- Exercise task:
Read the data and repeat all of it exactly.
··· Records for this exercise ···
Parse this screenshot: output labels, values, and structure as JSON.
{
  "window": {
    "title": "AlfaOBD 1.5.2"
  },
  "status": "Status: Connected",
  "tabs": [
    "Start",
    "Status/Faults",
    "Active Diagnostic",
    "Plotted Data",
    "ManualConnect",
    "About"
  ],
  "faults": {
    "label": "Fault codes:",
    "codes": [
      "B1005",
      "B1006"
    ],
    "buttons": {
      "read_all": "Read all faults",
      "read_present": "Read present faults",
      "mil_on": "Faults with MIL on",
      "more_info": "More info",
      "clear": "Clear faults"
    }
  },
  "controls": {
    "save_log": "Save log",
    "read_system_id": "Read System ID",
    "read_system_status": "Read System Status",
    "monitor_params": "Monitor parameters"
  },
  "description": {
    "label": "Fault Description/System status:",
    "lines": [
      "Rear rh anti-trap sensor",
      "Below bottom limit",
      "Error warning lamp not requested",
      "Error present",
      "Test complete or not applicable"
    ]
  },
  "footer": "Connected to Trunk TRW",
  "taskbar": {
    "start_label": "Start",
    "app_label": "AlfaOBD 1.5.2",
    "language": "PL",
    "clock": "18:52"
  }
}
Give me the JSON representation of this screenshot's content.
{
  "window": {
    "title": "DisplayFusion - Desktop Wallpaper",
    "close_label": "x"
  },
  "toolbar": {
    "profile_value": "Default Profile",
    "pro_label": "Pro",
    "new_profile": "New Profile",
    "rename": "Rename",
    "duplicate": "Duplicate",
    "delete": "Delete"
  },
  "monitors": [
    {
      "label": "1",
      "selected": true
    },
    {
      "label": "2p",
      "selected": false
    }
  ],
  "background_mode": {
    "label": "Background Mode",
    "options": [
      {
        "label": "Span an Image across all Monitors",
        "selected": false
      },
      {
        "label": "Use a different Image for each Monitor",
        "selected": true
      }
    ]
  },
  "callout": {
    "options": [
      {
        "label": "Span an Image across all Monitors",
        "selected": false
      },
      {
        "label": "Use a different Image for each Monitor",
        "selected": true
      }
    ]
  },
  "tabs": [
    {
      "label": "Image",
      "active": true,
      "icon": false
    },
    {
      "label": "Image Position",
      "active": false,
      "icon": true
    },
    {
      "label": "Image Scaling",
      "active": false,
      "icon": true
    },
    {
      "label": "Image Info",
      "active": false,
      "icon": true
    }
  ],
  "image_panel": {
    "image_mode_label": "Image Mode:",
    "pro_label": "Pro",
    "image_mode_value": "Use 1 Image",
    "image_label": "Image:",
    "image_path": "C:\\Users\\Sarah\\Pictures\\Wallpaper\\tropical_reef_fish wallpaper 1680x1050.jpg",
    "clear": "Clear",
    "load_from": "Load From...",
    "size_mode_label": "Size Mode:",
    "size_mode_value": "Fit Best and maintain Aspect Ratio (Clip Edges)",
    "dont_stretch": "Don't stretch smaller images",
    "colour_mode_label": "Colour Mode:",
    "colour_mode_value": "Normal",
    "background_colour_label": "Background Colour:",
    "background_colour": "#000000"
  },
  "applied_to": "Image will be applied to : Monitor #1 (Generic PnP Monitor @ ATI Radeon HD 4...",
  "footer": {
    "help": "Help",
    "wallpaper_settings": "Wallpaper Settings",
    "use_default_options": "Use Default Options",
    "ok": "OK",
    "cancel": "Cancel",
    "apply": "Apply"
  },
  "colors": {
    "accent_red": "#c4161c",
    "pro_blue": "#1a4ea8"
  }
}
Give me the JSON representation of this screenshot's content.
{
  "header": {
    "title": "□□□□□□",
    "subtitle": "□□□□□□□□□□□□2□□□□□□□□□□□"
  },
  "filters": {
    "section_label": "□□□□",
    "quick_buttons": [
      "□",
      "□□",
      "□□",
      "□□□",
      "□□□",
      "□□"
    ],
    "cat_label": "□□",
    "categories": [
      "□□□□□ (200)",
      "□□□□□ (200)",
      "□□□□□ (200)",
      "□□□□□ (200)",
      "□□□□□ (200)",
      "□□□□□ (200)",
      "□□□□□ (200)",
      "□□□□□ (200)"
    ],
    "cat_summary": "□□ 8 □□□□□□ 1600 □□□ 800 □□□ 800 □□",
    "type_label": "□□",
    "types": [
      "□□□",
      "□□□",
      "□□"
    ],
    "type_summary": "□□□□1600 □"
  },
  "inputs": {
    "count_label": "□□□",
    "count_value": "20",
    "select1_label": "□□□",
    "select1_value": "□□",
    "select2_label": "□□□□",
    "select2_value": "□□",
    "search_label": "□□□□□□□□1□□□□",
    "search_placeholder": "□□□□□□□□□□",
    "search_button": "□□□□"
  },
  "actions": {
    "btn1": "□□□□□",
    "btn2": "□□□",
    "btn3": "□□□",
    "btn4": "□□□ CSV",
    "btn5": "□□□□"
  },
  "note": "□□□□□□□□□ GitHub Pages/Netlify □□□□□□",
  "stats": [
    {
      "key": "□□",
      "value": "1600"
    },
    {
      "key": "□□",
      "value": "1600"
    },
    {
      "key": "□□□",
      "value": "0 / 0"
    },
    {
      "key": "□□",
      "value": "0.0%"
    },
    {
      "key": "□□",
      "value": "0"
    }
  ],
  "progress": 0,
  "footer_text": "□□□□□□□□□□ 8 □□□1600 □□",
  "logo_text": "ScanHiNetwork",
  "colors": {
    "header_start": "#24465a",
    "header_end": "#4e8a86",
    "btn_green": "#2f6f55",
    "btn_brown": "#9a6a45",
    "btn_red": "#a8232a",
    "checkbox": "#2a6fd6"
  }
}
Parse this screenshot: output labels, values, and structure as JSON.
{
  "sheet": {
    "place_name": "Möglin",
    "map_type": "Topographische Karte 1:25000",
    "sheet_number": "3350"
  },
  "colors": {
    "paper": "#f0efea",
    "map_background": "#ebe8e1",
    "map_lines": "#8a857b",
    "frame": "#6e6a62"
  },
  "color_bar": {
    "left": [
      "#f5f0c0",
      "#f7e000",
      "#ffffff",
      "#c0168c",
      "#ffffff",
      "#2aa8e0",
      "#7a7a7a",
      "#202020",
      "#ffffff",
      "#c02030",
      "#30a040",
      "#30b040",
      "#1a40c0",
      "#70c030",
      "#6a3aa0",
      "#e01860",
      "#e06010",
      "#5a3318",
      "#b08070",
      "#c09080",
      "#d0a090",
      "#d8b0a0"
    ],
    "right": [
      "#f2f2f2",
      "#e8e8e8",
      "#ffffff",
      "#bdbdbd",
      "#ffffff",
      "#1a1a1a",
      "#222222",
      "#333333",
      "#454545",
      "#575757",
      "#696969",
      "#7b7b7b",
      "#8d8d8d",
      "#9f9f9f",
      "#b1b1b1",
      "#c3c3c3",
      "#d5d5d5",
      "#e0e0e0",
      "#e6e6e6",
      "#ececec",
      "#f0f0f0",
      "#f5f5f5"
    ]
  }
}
···
- Finished task:
Parse this screenshot: output labels, values, and structure as JSON.
{
  "window": {
    "title": "AlfaOBD 1.5.2"
  },
  "status": "Status: Connected",
  "tabs": [
    "Start",
    "Status/Faults",
    "Active Diagnostic",
    "Plotted Data",
    "ManualConnect",
    "About"
  ],
  "faults": {
    "label": "Fault codes:",
    "codes": [
      "B1005",
      "B1006"
    ],
    "buttons": {
      "read_all": "Read all faults",
      "read_present": "Read present faults",
      "mil_on": "Faults with MIL on",
      "more_info": "More info",
      "clear": "Clear faults"
    }
  },
  "controls": {
    "save_log": "Save log",
    "read_system_id": "Read System ID",
    "read_system_status": "Read System Status",
    "monitor_params": "Monitor parameters"
  },
  "description": {
    "label": "Fault Description/System status:",
    "lines": [
      "Rear rh anti-trap sensor",
      "Below bottom limit",
      "Error warning lamp not requested",
      "Error present",
      "Test complete or not applicable"
    ]
  },
  "footer": "Connected to Trunk TRW",
  "taskbar": {
    "start_label": "Start",
    "app_label": "AlfaOBD 1.5.2",
    "language": "PL",
    "clock": "18:52"
  }
}
Give me the JSON representation of this screenshot's content.
{
  "window": {
    "title": "DisplayFusion - Desktop Wallpaper",
    "close_label": "x"
  },
  "toolbar": {
    "profile_value": "Default Profile",
    "pro_label": "Pro",
    "new_profile": "New Profile",
    "rename": "Rename",
    "duplicate": "Duplicate",
    "delete": "Delete"
  },
  "monitors": [
    {
      "label": "1",
      "selected": true
    },
    {
      "label": "2p",
      "selected": false
    }
  ],
  "background_mode": {
    "label": "Background Mode",
    "options": [
      {
        "label": "Span an Image across all Monitors",
        "selected": false
      },
      {
        "label": "Use a different Image for each Monitor",
        "selected": true
      }
    ]
  },
  "callout": {
    "options": [
      {
        "label": "Span an Image across all Monitors",
        "selected": false
      },
      {
        "label": "Use a different Image for each Monitor",
        "selected": true
      }
    ]
  },
  "tabs": [
    {
      "label": "Image",
      "active": true,
      "icon": false
    },
    {
      "label": "Image Position",
      "active": false,
      "icon": true
    },
    {
      "label": "Image Scaling",
      "active": false,
      "icon": true
    },
    {
      "label": "Image Info",
      "active": false,
      "icon": true
    }
  ],
  "image_panel": {
    "image_mode_label": "Image Mode:",
    "pro_label": "Pro",
    "image_mode_value": "Use 1 Image",
    "image_label": "Image:",
    "image_path": "C:\\Users\\Sarah\\Pictures\\Wallpaper\\tropical_reef_fish wallpaper 1680x1050.jpg",
    "clear": "Clear",
    "load_from": "Load From...",
    "size_mode_label": "Size Mode:",
    "size_mode_value": "Fit Best and maintain Aspect Ratio (Clip Edges)",
    "dont_stretch": "Don't stretch smaller images",
    "colour_mode_label": "Colour Mode:",
    "colour_mode_value": "Normal",
    "background_colour_label": "Background Colour:",
    "background_colour": "#000000"
  },
  "applied_to": "Image will be applied to : Monitor #1 (Generic PnP Monitor @ ATI Radeon HD 4...",
  "footer": {
    "help": "Help",
    "wallpaper_settings": "Wallpaper Settings",
    "use_default_options": "Use Default Options",
    "ok": "OK",
    "cancel": "Cancel",
    "apply": "Apply"
  },
  "colors": {
    "accent_red": "#c4161c",
    "pro_blue": "#1a4ea8"
  }
}
Give me the JSON representation of this screenshot's content.
{
  "header": {
    "title": "□□□□□□",
    "subtitle": "□□□□□□□□□□□□2□□□□□□□□□□□"
  },
  "filters": {
    "section_label": "□□□□",
    "quick_buttons": [
      "□",
      "□□",
      "□□",
      "□□□",
      "□□□",
      "□□"
    ],
    "cat_label": "□□",
    "categories": [
      "□□□□□ (200)",
      "□□□□□ (200)",
      "□□□□□ (200)",
      "□□□□□ (200)",
      "□□□□□ (200)",
      "□□□□□ (200)",
      "□□□□□ (200)",
      "□□□□□ (200)"
    ],
    "cat_summary": "□□ 8 □□□□□□ 1600 □□□ 800 □□□ 800 □□",
    "type_label": "□□",
    "types": [
      "□□□",
      "□□□",
      "□□"
    ],
    "type_summary": "□□□□1600 □"
  },
  "inputs": {
    "count_label": "□□□",
    "count_value": "20",
    "select1_label": "□□□",
    "select1_value": "□□",
    "select2_label": "□□□□",
    "select2_value": "□□",
    "search_label": "□□□□□□□□1□□□□",
    "search_placeholder": "□□□□□□□□□□",
    "search_button": "□□□□"
  },
  "actions": {
    "btn1": "□□□□□",
    "btn2": "□□□",
    "btn3": "□□□",
    "btn4": "□□□ CSV",
    "btn5": "□□□□"
  },
  "note": "□□□□□□□□□ GitHub Pages/Netlify □□□□□□",
  "stats": [
    {
      "key": "□□",
      "value": "1600"
    },
    {
      "key": "□□",
      "value": "1600"
    },
    {
      "key": "□□□",
      "value": "0 / 0"
    },
    {
      "key": "□□",
      "value": "0.0%"
    },
    {
      "key": "□□",
      "value": "0"
    }
  ],
  "progress": 0,
  "footer_text": "□□□□□□□□□□ 8 □□□1600 □□",
  "logo_text": "ScanHiNetwork",
  "colors": {
    "header_start": "#24465a",
    "header_end": "#4e8a86",
    "btn_green": "#2f6f55",
    "btn_brown": "#9a6a45",
    "btn_red": "#a8232a",
    "checkbox": "#2a6fd6"
  }
}
Parse this screenshot: output labels, values, and structure as JSON.
{
  "sheet": {
    "place_name": "Möglin",
    "map_type": "Topographische Karte 1:25000",
    "sheet_number": "3350"
  },
  "colors": {
    "paper": "#f0efea",
    "map_background": "#ebe8e1",
    "map_lines": "#8a857b",
    "frame": "#6e6a62"
  },
  "color_bar": {
    "left": [
      "#f5f0c0",
      "#f7e000",
      "#ffffff",
      "#c0168c",
      "#ffffff",
      "#2aa8e0",
      "#7a7a7a",
      "#202020",
      "#ffffff",
      "#c02030",
      "#30a040",
      "#30b040",
      "#1a40c0",
      "#70c030",
      "#6a3aa0",
      "#e01860",
      "#e06010",
      "#5a3318",
      "#b08070",
      "#c09080",
      "#d0a090",
      "#d8b0a0"
    ],
    "right": [
      "#f2f2f2",
      "#e8e8e8",
      "#ffffff",
      "#bdbdbd",
      "#ffffff",
      "#1a1a1a",
      "#222222",
      "#333333",
      "#454545",
      "#575757",
      "#696969",
      "#7b7b7b",
      "#8d8d8d",
      "#9f9f9f",
      "#b1b1b1",
      "#c3c3c3",
      "#d5d5d5",
      "#e0e0e0",
      "#e6e6e6",
      "#ececec",
      "#f0f0f0",
      "#f5f5f5"
    ]
  }
}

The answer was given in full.